━━ DATASET ENTRIES ━━

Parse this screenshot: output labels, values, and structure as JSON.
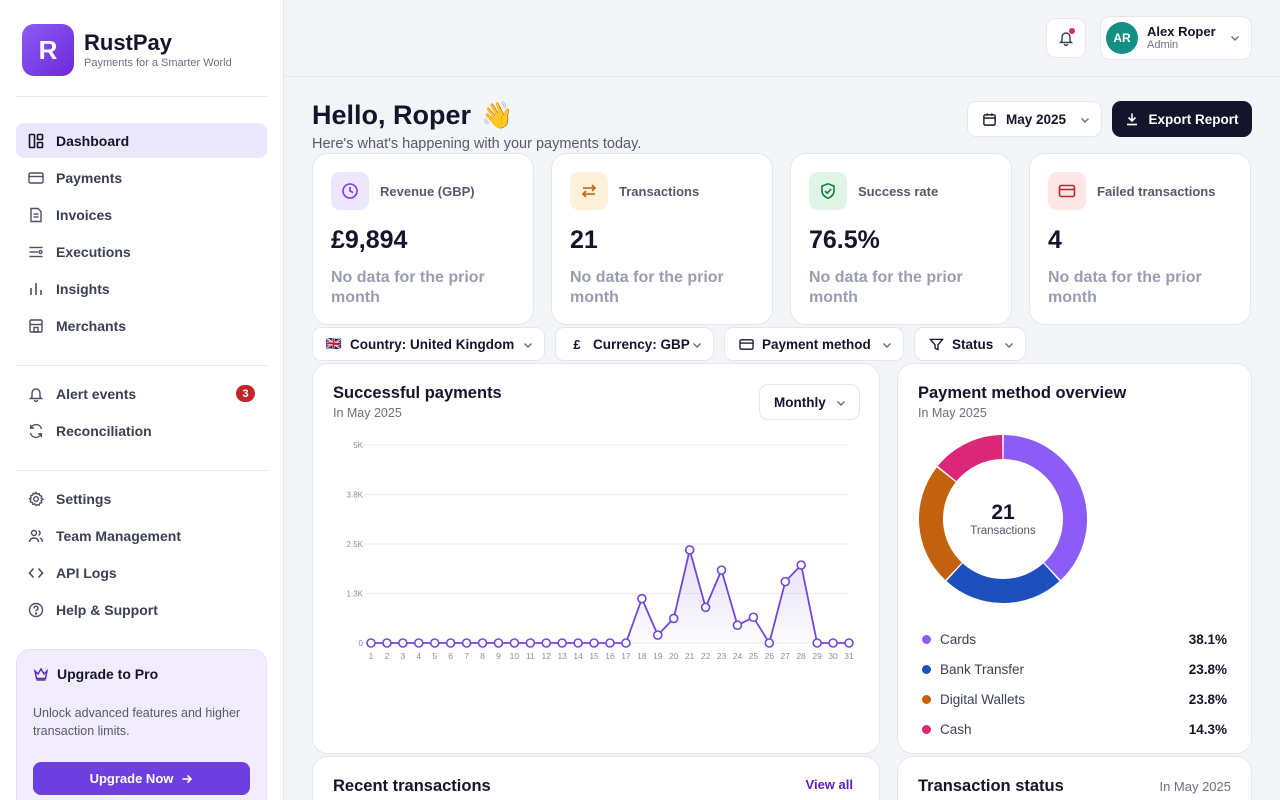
{
  "brand": {
    "logo_letter": "R",
    "name": "RustPay",
    "tagline": "Payments for a Smarter World"
  },
  "nav": {
    "main": [
      {
        "label": "Dashboard",
        "icon": "dashboard-icon",
        "active": true
      },
      {
        "label": "Payments",
        "icon": "credit-card-icon"
      },
      {
        "label": "Invoices",
        "icon": "invoice-icon"
      },
      {
        "label": "Executions",
        "icon": "executions-icon"
      },
      {
        "label": "Insights",
        "icon": "bar-chart-icon"
      },
      {
        "label": "Merchants",
        "icon": "store-icon"
      }
    ],
    "alerts": [
      {
        "label": "Alert events",
        "icon": "bell-icon",
        "badge": "3"
      },
      {
        "label": "Reconciliation",
        "icon": "refresh-icon"
      }
    ],
    "settings": [
      {
        "label": "Settings",
        "icon": "gear-icon"
      },
      {
        "label": "Team Management",
        "icon": "users-icon"
      },
      {
        "label": "API Logs",
        "icon": "code-icon"
      },
      {
        "label": "Help & Support",
        "icon": "help-icon"
      }
    ]
  },
  "upgrade": {
    "title": "Upgrade to Pro",
    "description": "Unlock advanced features and higher transaction limits.",
    "button": "Upgrade Now"
  },
  "topbar": {
    "user": {
      "initials": "AR",
      "name": "Alex Roper",
      "role": "Admin"
    }
  },
  "header": {
    "greeting": "Hello, Roper",
    "emoji": "👋",
    "subtitle": "Here's what's happening with your payments today.",
    "month": "May 2025",
    "export_label": "Export Report"
  },
  "kpis": [
    {
      "label": "Revenue (GBP)",
      "value": "£9,894",
      "note": "No data for the prior month",
      "icon": "clock-icon",
      "bg": "#ede7fd",
      "fg": "#7c3aed"
    },
    {
      "label": "Transactions",
      "value": "21",
      "note": "No data for the prior month",
      "icon": "swap-arrows-icon",
      "bg": "#fdf1dc",
      "fg": "#c2680c"
    },
    {
      "label": "Success rate",
      "value": "76.5%",
      "note": "No data for the prior month",
      "icon": "shield-check-icon",
      "bg": "#e1f4e8",
      "fg": "#15803d"
    },
    {
      "label": "Failed transactions",
      "value": "4",
      "note": "No data for the prior month",
      "icon": "credit-card-icon",
      "bg": "#fde6e6",
      "fg": "#c0262d"
    }
  ],
  "filters": [
    {
      "lead": "🇬🇧",
      "label": "Country: United Kingdom"
    },
    {
      "lead": "£",
      "label": "Currency: GBP"
    },
    {
      "lead": "card",
      "label": "Payment method"
    },
    {
      "lead": "funnel",
      "label": "Status"
    }
  ],
  "successful_payments": {
    "title": "Successful payments",
    "subtitle": "In May 2025",
    "period": "Monthly"
  },
  "chart_data": [
    {
      "type": "line",
      "title": "Successful payments",
      "subtitle": "In May 2025",
      "xlabel": "",
      "ylabel": "",
      "x": [
        1,
        2,
        3,
        4,
        5,
        6,
        7,
        8,
        9,
        10,
        11,
        12,
        13,
        14,
        15,
        16,
        17,
        18,
        19,
        20,
        21,
        22,
        23,
        24,
        25,
        26,
        27,
        28,
        29,
        30,
        31
      ],
      "values": [
        0,
        0,
        0,
        0,
        0,
        0,
        0,
        0,
        0,
        0,
        0,
        0,
        0,
        0,
        0,
        0,
        0,
        1120,
        200,
        620,
        2350,
        900,
        1840,
        450,
        650,
        0,
        1550,
        1970,
        0,
        0,
        0
      ],
      "yticks": [
        0,
        1250,
        2500,
        3750,
        5000
      ],
      "ytick_labels": [
        "0",
        "1.3K",
        "2.5K",
        "3.8K",
        "5K"
      ],
      "ylim": [
        0,
        5000
      ],
      "grid": true,
      "color": "#6d4ad8"
    },
    {
      "type": "pie",
      "title": "Payment method overview",
      "subtitle": "In May 2025",
      "center_value": "21",
      "center_label": "Transactions",
      "slices": [
        {
          "name": "Cards",
          "value": 38.1,
          "label": "38.1%",
          "color": "#8b5cf6"
        },
        {
          "name": "Bank Transfer",
          "value": 23.8,
          "label": "23.8%",
          "color": "#1d4fbf"
        },
        {
          "name": "Digital Wallets",
          "value": 23.8,
          "label": "23.8%",
          "color": "#c2620e"
        },
        {
          "name": "Cash",
          "value": 14.3,
          "label": "14.3%",
          "color": "#db2777"
        }
      ]
    }
  ],
  "recent_transactions": {
    "title": "Recent transactions",
    "link": "View all"
  },
  "transaction_status": {
    "title": "Transaction status",
    "period": "In May 2025"
  }
}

━━━

**AIM OF THE EXERCISE:** Can you retype every record above exactly, leaving out the pictures?

**FINAL RESULT:**
Parse this screenshot: output labels, values, and structure as JSON.
{
  "brand": {
    "logo_letter": "R",
    "name": "RustPay",
    "tagline": "Payments for a Smarter World"
  },
  "nav": {
    "main": [
      {
        "label": "Dashboard",
        "icon": "dashboard-icon",
        "active": true
      },
      {
        "label": "Payments",
        "icon": "credit-card-icon"
      },
      {
        "label": "Invoices",
        "icon": "invoice-icon"
      },
      {
        "label": "Executions",
        "icon": "executions-icon"
      },
      {
        "label": "Insights",
        "icon": "bar-chart-icon"
      },
      {
        "label": "Merchants",
        "icon": "store-icon"
      }
    ],
    "alerts": [
      {
        "label": "Alert events",
        "icon": "bell-icon",
        "badge": "3"
      },
      {
        "label": "Reconciliation",
        "icon": "refresh-icon"
      }
    ],
    "settings": [
      {
        "label": "Settings",
        "icon": "gear-icon"
      },
      {
        "label": "Team Management",
        "icon": "users-icon"
      },
      {
        "label": "API Logs",
        "icon": "code-icon"
      },
      {
        "label": "Help & Support",
        "icon": "help-icon"
      }
    ]
  },
  "upgrade": {
    "title": "Upgrade to Pro",
    "description": "Unlock advanced features and higher transaction limits.",
    "button": "Upgrade Now"
  },
  "topbar": {
    "user": {
      "initials": "AR",
      "name": "Alex Roper",
      "role": "Admin"
    }
  },
  "header": {
    "greeting": "Hello, Roper",
    "emoji": "👋",
    "subtitle": "Here's what's happening with your payments today.",
    "month": "May 2025",
    "export_label": "Export Report"
  },
  "kpis": [
    {
      "label": "Revenue (GBP)",
      "value": "£9,894",
      "note": "No data for the prior month",
      "icon": "clock-icon",
      "bg": "#ede7fd",
      "fg": "#7c3aed"
    },
    {
      "label": "Transactions",
      "value": "21",
      "note": "No data for the prior month",
      "icon": "swap-arrows-icon",
      "bg": "#fdf1dc",
      "fg": "#c2680c"
    },
    {
      "label": "Success rate",
      "value": "76.5%",
      "note": "No data for the prior month",
      "icon": "shield-check-icon",
      "bg": "#e1f4e8",
      "fg": "#15803d"
    },
    {
      "label": "Failed transactions",
      "value": "4",
      "note": "No data for the prior month",
      "icon": "credit-card-icon",
      "bg": "#fde6e6",
      "fg": "#c0262d"
    }
  ],
  "filters": [
    {
      "lead": "🇬🇧",
      "label": "Country: United Kingdom"
    },
    {
      "lead": "£",
      "label": "Currency: GBP"
    },
    {
      "lead": "card",
      "label": "Payment method"
    },
    {
      "lead": "funnel",
      "label": "Status"
    }
  ],
  "successful_payments": {
    "title": "Successful payments",
    "subtitle": "In May 2025",
    "period": "Monthly"
  },
  "chart_data": [
    {
      "type": "line",
      "title": "Successful payments",
      "subtitle": "In May 2025",
      "xlabel": "",
      "ylabel": "",
      "x": [
        1,
        2,
        3,
        4,
        5,
        6,
        7,
        8,
        9,
        10,
        11,
        12,
        13,
        14,
        15,
        16,
        17,
        18,
        19,
        20,
        21,
        22,
        23,
        24,
        25,
        26,
        27,
        28,
        29,
        30,
        31
      ],
      "values": [
        0,
        0,
        0,
        0,
        0,
        0,
        0,
        0,
        0,
        0,
        0,
        0,
        0,
        0,
        0,
        0,
        0,
        1120,
        200,
        620,
        2350,
        900,
        1840,
        450,
        650,
        0,
        1550,
        1970,
        0,
        0,
        0
      ],
      "yticks": [
        0,
        1250,
        2500,
        3750,
        5000
      ],
      "ytick_labels": [
        "0",
        "1.3K",
        "2.5K",
        "3.8K",
        "5K"
      ],
      "ylim": [
        0,
        5000
      ],
      "grid": true,
      "color": "#6d4ad8"
    },
    {
      "type": "pie",
      "title": "Payment method overview",
      "subtitle": "In May 2025",
      "center_value": "21",
      "center_label": "Transactions",
      "slices": [
        {
          "name": "Cards",
          "value": 38.1,
          "label": "38.1%",
          "color": "#8b5cf6"
        },
        {
          "name": "Bank Transfer",
          "value": 23.8,
          "label": "23.8%",
          "color": "#1d4fbf"
        },
        {
          "name": "Digital Wallets",
          "value": 23.8,
          "label": "23.8%",
          "color": "#c2620e"
        },
        {
          "name": "Cash",
          "value": 14.3,
          "label": "14.3%",
          "color": "#db2777"
        }
      ]
    }
  ],
  "recent_transactions": {
    "title": "Recent transactions",
    "link": "View all"
  },
  "transaction_status": {
    "title": "Transaction status",
    "period": "In May 2025"
  }
}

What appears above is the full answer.